--- Material provided ---

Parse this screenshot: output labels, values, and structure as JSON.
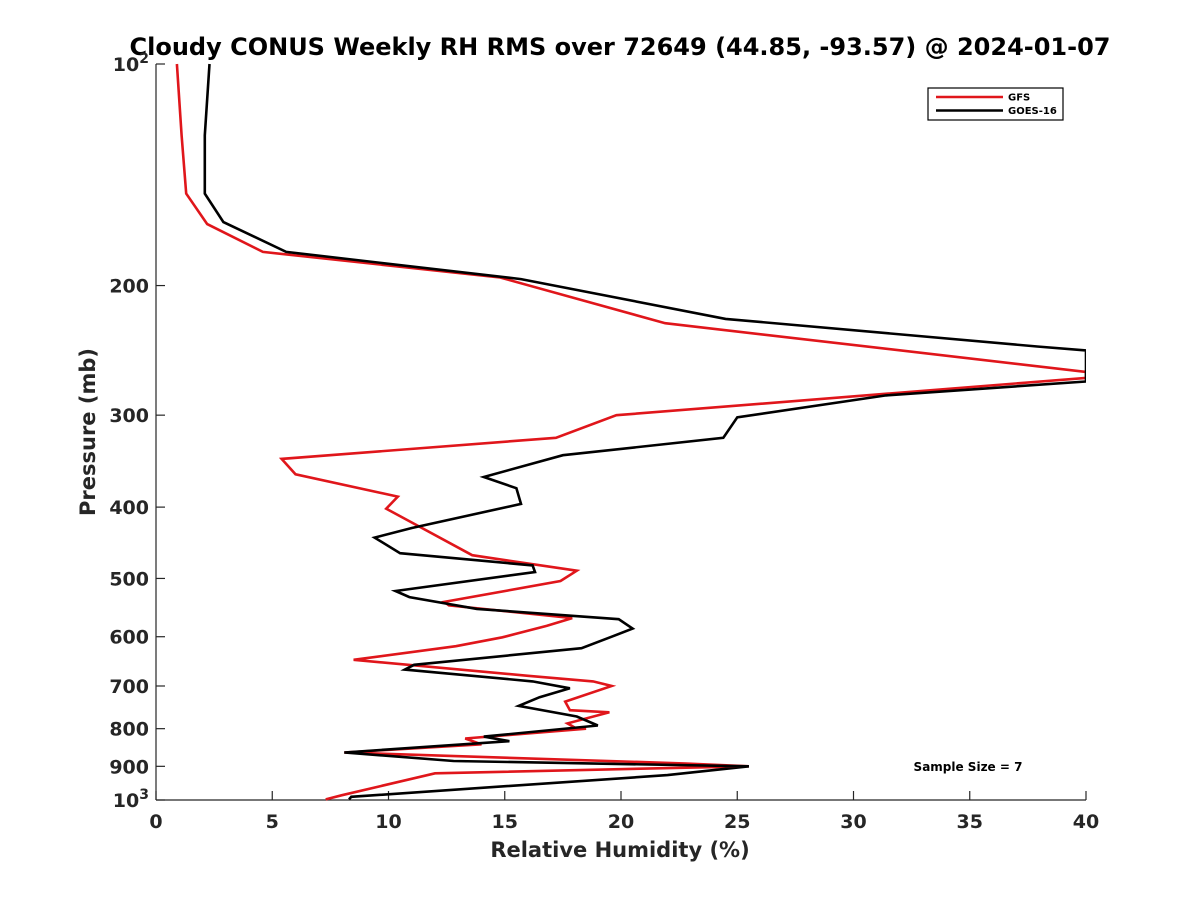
{
  "chart_data": {
    "type": "line",
    "title": "Cloudy CONUS Weekly RH RMS over 72649 (44.85, -93.57) @ 2024-01-07",
    "xlabel": "Relative Humidity (%)",
    "ylabel": "Pressure (mb)",
    "xlim": [
      0,
      40
    ],
    "ylim": [
      100,
      1000
    ],
    "y_scale": "log",
    "y_reversed": true,
    "x_ticks": [
      "0",
      "5",
      "10",
      "15",
      "20",
      "25",
      "30",
      "35",
      "40"
    ],
    "y_ticks": [
      {
        "value": 100,
        "base": "10",
        "exp": "2"
      },
      {
        "value": 200,
        "label": "200"
      },
      {
        "value": 300,
        "label": "300"
      },
      {
        "value": 400,
        "label": "400"
      },
      {
        "value": 500,
        "label": "500"
      },
      {
        "value": 600,
        "label": "600"
      },
      {
        "value": 700,
        "label": "700"
      },
      {
        "value": 800,
        "label": "800"
      },
      {
        "value": 900,
        "label": "900"
      },
      {
        "value": 1000,
        "base": "10",
        "exp": "3"
      }
    ],
    "legend_position": "top-right",
    "annotation": "Sample Size = 7",
    "series": [
      {
        "name": "GFS",
        "color": "#e0161b",
        "points": [
          [
            0.9,
            100
          ],
          [
            1.1,
            125
          ],
          [
            1.3,
            150
          ],
          [
            2.2,
            165
          ],
          [
            4.6,
            180
          ],
          [
            14.8,
            195
          ],
          [
            21.9,
            225
          ],
          [
            40.0,
            262
          ],
          [
            40.0,
            267
          ],
          [
            19.8,
            300
          ],
          [
            17.2,
            322
          ],
          [
            5.4,
            344
          ],
          [
            6.0,
            361
          ],
          [
            10.4,
            387
          ],
          [
            9.9,
            402
          ],
          [
            11.2,
            423
          ],
          [
            13.6,
            465
          ],
          [
            18.1,
            488
          ],
          [
            17.4,
            504
          ],
          [
            12.4,
            538
          ],
          [
            12.6,
            544
          ],
          [
            17.9,
            566
          ],
          [
            16.8,
            580
          ],
          [
            14.9,
            601
          ],
          [
            12.9,
            618
          ],
          [
            8.5,
            645
          ],
          [
            16.0,
            678
          ],
          [
            18.8,
            690
          ],
          [
            19.6,
            700
          ],
          [
            17.6,
            735
          ],
          [
            17.8,
            755
          ],
          [
            19.5,
            760
          ],
          [
            17.7,
            787
          ],
          [
            18.1,
            800
          ],
          [
            18.5,
            800
          ],
          [
            13.3,
            825
          ],
          [
            14.0,
            840
          ],
          [
            8.1,
            862
          ],
          [
            22.8,
            892
          ],
          [
            25.5,
            900
          ],
          [
            12.0,
            920
          ],
          [
            8.0,
            985
          ],
          [
            7.3,
            998
          ]
        ]
      },
      {
        "name": "GOES-16",
        "color": "#000000",
        "points": [
          [
            2.3,
            100
          ],
          [
            2.1,
            125
          ],
          [
            2.1,
            150
          ],
          [
            2.9,
            164
          ],
          [
            5.6,
            180
          ],
          [
            15.7,
            196
          ],
          [
            24.5,
            222
          ],
          [
            37.9,
            242
          ],
          [
            40.0,
            245
          ],
          [
            40.0,
            270
          ],
          [
            31.4,
            282
          ],
          [
            25.0,
            302
          ],
          [
            24.4,
            322
          ],
          [
            17.5,
            340
          ],
          [
            14.1,
            364
          ],
          [
            15.5,
            377
          ],
          [
            15.7,
            396
          ],
          [
            11.0,
            427
          ],
          [
            9.4,
            440
          ],
          [
            10.5,
            462
          ],
          [
            16.2,
            480
          ],
          [
            16.3,
            490
          ],
          [
            10.3,
            520
          ],
          [
            10.9,
            530
          ],
          [
            13.8,
            550
          ],
          [
            19.9,
            568
          ],
          [
            20.5,
            585
          ],
          [
            19.6,
            600
          ],
          [
            18.3,
            622
          ],
          [
            11.1,
            655
          ],
          [
            10.7,
            665
          ],
          [
            16.2,
            690
          ],
          [
            17.8,
            705
          ],
          [
            16.5,
            725
          ],
          [
            15.6,
            745
          ],
          [
            18.1,
            770
          ],
          [
            19.0,
            792
          ],
          [
            14.1,
            820
          ],
          [
            15.2,
            832
          ],
          [
            8.1,
            862
          ],
          [
            12.8,
            885
          ],
          [
            25.5,
            900
          ],
          [
            22.0,
            925
          ],
          [
            8.4,
            990
          ],
          [
            8.3,
            998
          ]
        ]
      }
    ]
  }
}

---

Task prompt.
Above are records with pictures; repeat the records exactly and leave the pictures out.

Solution below.
Parse this screenshot: output labels, values, and structure as JSON.
{
  "chart_data": {
    "type": "line",
    "title": "Cloudy CONUS Weekly RH RMS over 72649 (44.85, -93.57) @ 2024-01-07",
    "xlabel": "Relative Humidity (%)",
    "ylabel": "Pressure (mb)",
    "xlim": [
      0,
      40
    ],
    "ylim": [
      100,
      1000
    ],
    "y_scale": "log",
    "y_reversed": true,
    "x_ticks": [
      "0",
      "5",
      "10",
      "15",
      "20",
      "25",
      "30",
      "35",
      "40"
    ],
    "y_ticks": [
      {
        "value": 100,
        "base": "10",
        "exp": "2"
      },
      {
        "value": 200,
        "label": "200"
      },
      {
        "value": 300,
        "label": "300"
      },
      {
        "value": 400,
        "label": "400"
      },
      {
        "value": 500,
        "label": "500"
      },
      {
        "value": 600,
        "label": "600"
      },
      {
        "value": 700,
        "label": "700"
      },
      {
        "value": 800,
        "label": "800"
      },
      {
        "value": 900,
        "label": "900"
      },
      {
        "value": 1000,
        "base": "10",
        "exp": "3"
      }
    ],
    "legend_position": "top-right",
    "annotation": "Sample Size = 7",
    "series": [
      {
        "name": "GFS",
        "color": "#e0161b",
        "points": [
          [
            0.9,
            100
          ],
          [
            1.1,
            125
          ],
          [
            1.3,
            150
          ],
          [
            2.2,
            165
          ],
          [
            4.6,
            180
          ],
          [
            14.8,
            195
          ],
          [
            21.9,
            225
          ],
          [
            40.0,
            262
          ],
          [
            40.0,
            267
          ],
          [
            19.8,
            300
          ],
          [
            17.2,
            322
          ],
          [
            5.4,
            344
          ],
          [
            6.0,
            361
          ],
          [
            10.4,
            387
          ],
          [
            9.9,
            402
          ],
          [
            11.2,
            423
          ],
          [
            13.6,
            465
          ],
          [
            18.1,
            488
          ],
          [
            17.4,
            504
          ],
          [
            12.4,
            538
          ],
          [
            12.6,
            544
          ],
          [
            17.9,
            566
          ],
          [
            16.8,
            580
          ],
          [
            14.9,
            601
          ],
          [
            12.9,
            618
          ],
          [
            8.5,
            645
          ],
          [
            16.0,
            678
          ],
          [
            18.8,
            690
          ],
          [
            19.6,
            700
          ],
          [
            17.6,
            735
          ],
          [
            17.8,
            755
          ],
          [
            19.5,
            760
          ],
          [
            17.7,
            787
          ],
          [
            18.1,
            800
          ],
          [
            18.5,
            800
          ],
          [
            13.3,
            825
          ],
          [
            14.0,
            840
          ],
          [
            8.1,
            862
          ],
          [
            22.8,
            892
          ],
          [
            25.5,
            900
          ],
          [
            12.0,
            920
          ],
          [
            8.0,
            985
          ],
          [
            7.3,
            998
          ]
        ]
      },
      {
        "name": "GOES-16",
        "color": "#000000",
        "points": [
          [
            2.3,
            100
          ],
          [
            2.1,
            125
          ],
          [
            2.1,
            150
          ],
          [
            2.9,
            164
          ],
          [
            5.6,
            180
          ],
          [
            15.7,
            196
          ],
          [
            24.5,
            222
          ],
          [
            37.9,
            242
          ],
          [
            40.0,
            245
          ],
          [
            40.0,
            270
          ],
          [
            31.4,
            282
          ],
          [
            25.0,
            302
          ],
          [
            24.4,
            322
          ],
          [
            17.5,
            340
          ],
          [
            14.1,
            364
          ],
          [
            15.5,
            377
          ],
          [
            15.7,
            396
          ],
          [
            11.0,
            427
          ],
          [
            9.4,
            440
          ],
          [
            10.5,
            462
          ],
          [
            16.2,
            480
          ],
          [
            16.3,
            490
          ],
          [
            10.3,
            520
          ],
          [
            10.9,
            530
          ],
          [
            13.8,
            550
          ],
          [
            19.9,
            568
          ],
          [
            20.5,
            585
          ],
          [
            19.6,
            600
          ],
          [
            18.3,
            622
          ],
          [
            11.1,
            655
          ],
          [
            10.7,
            665
          ],
          [
            16.2,
            690
          ],
          [
            17.8,
            705
          ],
          [
            16.5,
            725
          ],
          [
            15.6,
            745
          ],
          [
            18.1,
            770
          ],
          [
            19.0,
            792
          ],
          [
            14.1,
            820
          ],
          [
            15.2,
            832
          ],
          [
            8.1,
            862
          ],
          [
            12.8,
            885
          ],
          [
            25.5,
            900
          ],
          [
            22.0,
            925
          ],
          [
            8.4,
            990
          ],
          [
            8.3,
            998
          ]
        ]
      }
    ]
  }
}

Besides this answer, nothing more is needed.